**Work to be completed:** Calculate how many lines in the following records hold the word "Control", and report that number without comment.

[Collected data entries]
.....
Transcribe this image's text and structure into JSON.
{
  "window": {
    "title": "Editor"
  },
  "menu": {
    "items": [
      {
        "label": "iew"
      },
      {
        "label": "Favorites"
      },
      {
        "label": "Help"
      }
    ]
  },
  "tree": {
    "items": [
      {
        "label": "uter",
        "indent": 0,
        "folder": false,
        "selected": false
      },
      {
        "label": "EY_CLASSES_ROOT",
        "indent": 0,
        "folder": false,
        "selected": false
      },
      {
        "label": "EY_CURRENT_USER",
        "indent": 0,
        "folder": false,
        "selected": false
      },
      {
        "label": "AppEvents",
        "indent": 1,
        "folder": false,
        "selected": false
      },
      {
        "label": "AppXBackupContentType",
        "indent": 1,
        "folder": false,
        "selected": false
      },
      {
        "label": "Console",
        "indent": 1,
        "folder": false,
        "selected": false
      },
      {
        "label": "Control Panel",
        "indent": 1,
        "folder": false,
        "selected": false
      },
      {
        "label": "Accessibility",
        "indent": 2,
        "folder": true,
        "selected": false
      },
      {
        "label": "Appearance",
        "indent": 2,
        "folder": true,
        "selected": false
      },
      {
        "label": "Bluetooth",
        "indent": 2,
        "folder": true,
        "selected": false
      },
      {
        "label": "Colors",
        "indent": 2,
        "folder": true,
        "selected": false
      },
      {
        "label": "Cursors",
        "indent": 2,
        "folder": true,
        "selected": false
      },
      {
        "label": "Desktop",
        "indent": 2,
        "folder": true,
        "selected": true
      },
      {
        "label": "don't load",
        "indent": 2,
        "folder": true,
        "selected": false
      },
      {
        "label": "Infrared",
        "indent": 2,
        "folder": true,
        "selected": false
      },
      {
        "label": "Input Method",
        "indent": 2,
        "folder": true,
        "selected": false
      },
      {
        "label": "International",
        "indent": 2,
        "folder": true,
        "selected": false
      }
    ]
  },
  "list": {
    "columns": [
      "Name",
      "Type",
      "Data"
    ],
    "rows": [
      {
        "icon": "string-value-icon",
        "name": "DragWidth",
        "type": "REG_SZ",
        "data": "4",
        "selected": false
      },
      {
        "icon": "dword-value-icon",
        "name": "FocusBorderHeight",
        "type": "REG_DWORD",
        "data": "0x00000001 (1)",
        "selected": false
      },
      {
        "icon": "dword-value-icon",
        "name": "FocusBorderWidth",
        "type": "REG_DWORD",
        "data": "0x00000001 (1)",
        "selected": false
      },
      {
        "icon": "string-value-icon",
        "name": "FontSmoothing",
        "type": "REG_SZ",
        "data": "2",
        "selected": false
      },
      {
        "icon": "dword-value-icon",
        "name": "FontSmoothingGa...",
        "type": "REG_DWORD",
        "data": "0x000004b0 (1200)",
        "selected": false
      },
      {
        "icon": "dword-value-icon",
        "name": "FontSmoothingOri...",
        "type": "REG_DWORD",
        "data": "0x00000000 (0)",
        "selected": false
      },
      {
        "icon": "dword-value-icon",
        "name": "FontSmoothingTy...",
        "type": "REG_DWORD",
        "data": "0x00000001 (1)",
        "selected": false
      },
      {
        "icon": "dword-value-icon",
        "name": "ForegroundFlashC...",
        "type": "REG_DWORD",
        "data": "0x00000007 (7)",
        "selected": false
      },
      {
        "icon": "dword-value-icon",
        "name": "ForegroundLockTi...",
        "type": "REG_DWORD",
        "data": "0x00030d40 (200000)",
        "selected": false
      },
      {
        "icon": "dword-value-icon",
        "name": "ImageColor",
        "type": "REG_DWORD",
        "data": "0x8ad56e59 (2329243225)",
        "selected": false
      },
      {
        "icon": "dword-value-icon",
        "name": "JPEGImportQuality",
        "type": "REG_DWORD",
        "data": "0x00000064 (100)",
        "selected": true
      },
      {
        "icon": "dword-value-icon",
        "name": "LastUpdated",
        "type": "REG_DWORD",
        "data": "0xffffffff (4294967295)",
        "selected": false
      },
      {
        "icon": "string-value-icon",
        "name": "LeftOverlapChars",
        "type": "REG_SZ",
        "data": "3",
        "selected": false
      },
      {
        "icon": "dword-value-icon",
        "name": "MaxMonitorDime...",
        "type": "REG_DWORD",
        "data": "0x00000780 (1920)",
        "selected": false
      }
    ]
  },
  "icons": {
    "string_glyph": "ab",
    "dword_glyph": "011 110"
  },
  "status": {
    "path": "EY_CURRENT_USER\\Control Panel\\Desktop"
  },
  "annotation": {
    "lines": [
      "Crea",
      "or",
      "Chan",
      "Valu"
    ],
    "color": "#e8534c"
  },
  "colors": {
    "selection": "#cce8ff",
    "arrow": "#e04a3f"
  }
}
.....
**Output for this exercise:** 2